-- start Provided material --

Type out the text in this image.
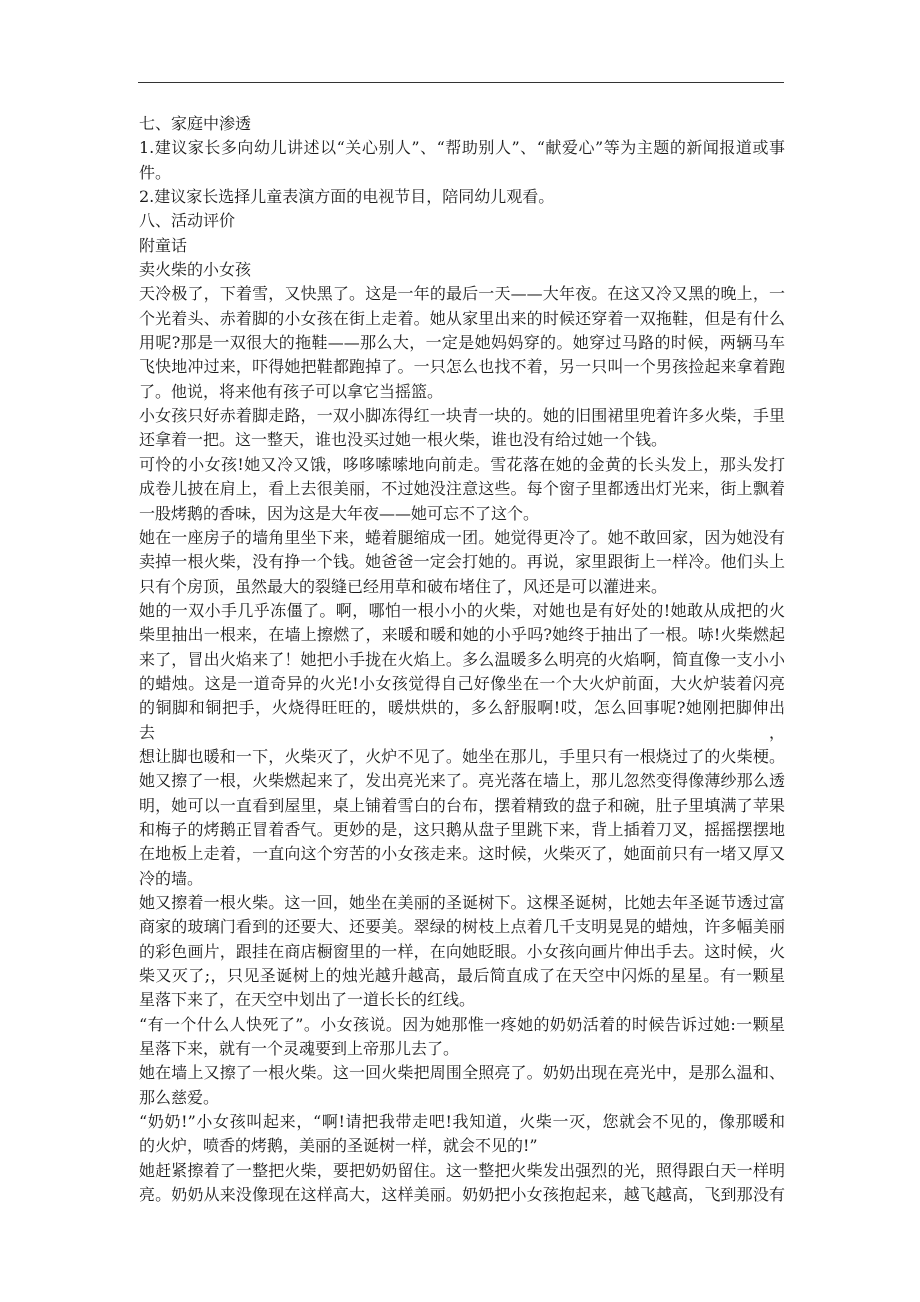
七、家庭中渗透
1.建议家长多向幼儿讲述以“关心别人”、“帮助别人”、“献爱心”等为主题的新闻报道或事
件。
2.建议家长选择儿童表演方面的电视节目，陪同幼儿观看。
八、活动评价
附童话
卖火柴的小女孩
天冷极了，下着雪，又快黑了。这是一年的最后一天——大年夜。在这又冷又黑的晚上，一
个光着头、赤着脚的小女孩在街上走着。她从家里出来的时候还穿着一双拖鞋，但是有什么
用呢?那是一双很大的拖鞋——那么大，一定是她妈妈穿的。她穿过马路的时候，两辆马车
飞快地冲过来，吓得她把鞋都跑掉了。一只怎么也找不着，另一只叫一个男孩捡起来拿着跑
了。他说，将来他有孩子可以拿它当摇篮。
小女孩只好赤着脚走路，一双小脚冻得红一块青一块的。她的旧围裙里兜着许多火柴，手里
还拿着一把。这一整天，谁也没买过她一根火柴，谁也没有给过她一个钱。
可怜的小女孩!她又冷又饿，哆哆嗦嗦地向前走。雪花落在她的金黄的长头发上，那头发打
成卷儿披在肩上，看上去很美丽，不过她没注意这些。每个窗子里都透出灯光来，街上飘着
一股烤鹅的香味，因为这是大年夜——她可忘不了这个。
她在一座房子的墙角里坐下来，蜷着腿缩成一团。她觉得更冷了。她不敢回家，因为她没有
卖掉一根火柴，没有挣一个钱。她爸爸一定会打她的。再说，家里跟街上一样冷。他们头上
只有个房顶，虽然最大的裂缝已经用草和破布堵住了，风还是可以灌进来。
她的一双小手几乎冻僵了。啊，哪怕一根小小的火柴，对她也是有好处的!她敢从成把的火
柴里抽出一根来，在墙上擦燃了，来暖和暖和她的小乎吗?她终于抽出了一根。哧!火柴燃起
来了，冒出火焰来了！她把小手拢在火焰上。多么温暖多么明亮的火焰啊，简直像一支小小
的蜡烛。这是一道奇异的火光!小女孩觉得自己好像坐在一个大火炉前面，大火炉装着闪亮
的铜脚和铜把手，火烧得旺旺的，暖烘烘的，多么舒服啊!哎，怎么回事呢?她刚把脚伸出去，
想让脚也暖和一下，火柴灭了，火炉不见了。她坐在那儿，手里只有一根烧过了的火柴梗。
她又擦了一根，火柴燃起来了，发出亮光来了。亮光落在墙上，那儿忽然变得像薄纱那么透
明，她可以一直看到屋里，桌上铺着雪白的台布，摆着精致的盘子和碗，肚子里填满了苹果
和梅子的烤鹅正冒着香气。更妙的是，这只鹅从盘子里跳下来，背上插着刀叉，摇摇摆摆地
在地板上走着，一直向这个穷苦的小女孩走来。这时候，火柴灭了，她面前只有一堵又厚又
冷的墙。
她又擦着一根火柴。这一回，她坐在美丽的圣诞树下。这棵圣诞树，比她去年圣诞节透过富
商家的玻璃门看到的还要大、还要美。翠绿的树枝上点着几千支明晃晃的蜡烛，许多幅美丽
的彩色画片，跟挂在商店橱窗里的一样，在向她眨眼。小女孩向画片伸出手去。这时候，火
柴又灭了;，只见圣诞树上的烛光越升越高，最后简直成了在天空中闪烁的星星。有一颗星
星落下来了，在天空中划出了一道长长的红线。
“有一个什么人快死了”。小女孩说。因为她那惟一疼她的奶奶活着的时候告诉过她:一颗星
星落下来，就有一个灵魂要到上帝那儿去了。
她在墙上又擦了一根火柴。这一回火柴把周围全照亮了。奶奶出现在亮光中，是那么温和、
那么慈爱。
“奶奶!”小女孩叫起来，“啊!请把我带走吧!我知道，火柴一灭，您就会不见的，像那暖和
的火炉，喷香的烤鹅，美丽的圣诞树一样，就会不见的!”
她赶紧擦着了一整把火柴，要把奶奶留住。这一整把火柴发出强烈的光，照得跟白天一样明
亮。奶奶从来没像现在这样高大，这样美丽。奶奶把小女孩抱起来，越飞越高，飞到那没有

-- end Provided material --

-- Exercise directions --
Write out every line above exactly as it is, leaving out the pictures.

-- Exercise solution --
Type out the text in this image.
七、家庭中渗透
1.建议家长多向幼儿讲述以“关心别人”、“帮助别人”、“献爱心”等为主题的新闻报道或事
件。
2.建议家长选择儿童表演方面的电视节目，陪同幼儿观看。
八、活动评价
附童话
卖火柴的小女孩
天冷极了，下着雪，又快黑了。这是一年的最后一天——大年夜。在这又冷又黑的晚上，一
个光着头、赤着脚的小女孩在街上走着。她从家里出来的时候还穿着一双拖鞋，但是有什么
用呢?那是一双很大的拖鞋——那么大，一定是她妈妈穿的。她穿过马路的时候，两辆马车
飞快地冲过来，吓得她把鞋都跑掉了。一只怎么也找不着，另一只叫一个男孩捡起来拿着跑
了。他说，将来他有孩子可以拿它当摇篮。
小女孩只好赤着脚走路，一双小脚冻得红一块青一块的。她的旧围裙里兜着许多火柴，手里
还拿着一把。这一整天，谁也没买过她一根火柴，谁也没有给过她一个钱。
可怜的小女孩!她又冷又饿，哆哆嗦嗦地向前走。雪花落在她的金黄的长头发上，那头发打
成卷儿披在肩上，看上去很美丽，不过她没注意这些。每个窗子里都透出灯光来，街上飘着
一股烤鹅的香味，因为这是大年夜——她可忘不了这个。
她在一座房子的墙角里坐下来，蜷着腿缩成一团。她觉得更冷了。她不敢回家，因为她没有
卖掉一根火柴，没有挣一个钱。她爸爸一定会打她的。再说，家里跟街上一样冷。他们头上
只有个房顶，虽然最大的裂缝已经用草和破布堵住了，风还是可以灌进来。
她的一双小手几乎冻僵了。啊，哪怕一根小小的火柴，对她也是有好处的!她敢从成把的火
柴里抽出一根来，在墙上擦燃了，来暖和暖和她的小乎吗?她终于抽出了一根。哧!火柴燃起
来了，冒出火焰来了！她把小手拢在火焰上。多么温暖多么明亮的火焰啊，简直像一支小小
的蜡烛。这是一道奇异的火光!小女孩觉得自己好像坐在一个大火炉前面，大火炉装着闪亮
的铜脚和铜把手，火烧得旺旺的，暖烘烘的，多么舒服啊!哎，怎么回事呢?她刚把脚伸出去，
想让脚也暖和一下，火柴灭了，火炉不见了。她坐在那儿，手里只有一根烧过了的火柴梗。
她又擦了一根，火柴燃起来了，发出亮光来了。亮光落在墙上，那儿忽然变得像薄纱那么透
明，她可以一直看到屋里，桌上铺着雪白的台布，摆着精致的盘子和碗，肚子里填满了苹果
和梅子的烤鹅正冒着香气。更妙的是，这只鹅从盘子里跳下来，背上插着刀叉，摇摇摆摆地
在地板上走着，一直向这个穷苦的小女孩走来。这时候，火柴灭了，她面前只有一堵又厚又
冷的墙。
她又擦着一根火柴。这一回，她坐在美丽的圣诞树下。这棵圣诞树，比她去年圣诞节透过富
商家的玻璃门看到的还要大、还要美。翠绿的树枝上点着几千支明晃晃的蜡烛，许多幅美丽
的彩色画片，跟挂在商店橱窗里的一样，在向她眨眼。小女孩向画片伸出手去。这时候，火
柴又灭了;，只见圣诞树上的烛光越升越高，最后简直成了在天空中闪烁的星星。有一颗星
星落下来了，在天空中划出了一道长长的红线。
“有一个什么人快死了”。小女孩说。因为她那惟一疼她的奶奶活着的时候告诉过她:一颗星
星落下来，就有一个灵魂要到上帝那儿去了。
她在墙上又擦了一根火柴。这一回火柴把周围全照亮了。奶奶出现在亮光中，是那么温和、
那么慈爱。
“奶奶!”小女孩叫起来，“啊!请把我带走吧!我知道，火柴一灭，您就会不见的，像那暖和
的火炉，喷香的烤鹅，美丽的圣诞树一样，就会不见的!”
她赶紧擦着了一整把火柴，要把奶奶留住。这一整把火柴发出强烈的光，照得跟白天一样明
亮。奶奶从来没像现在这样高大，这样美丽。奶奶把小女孩抱起来，越飞越高，飞到那没有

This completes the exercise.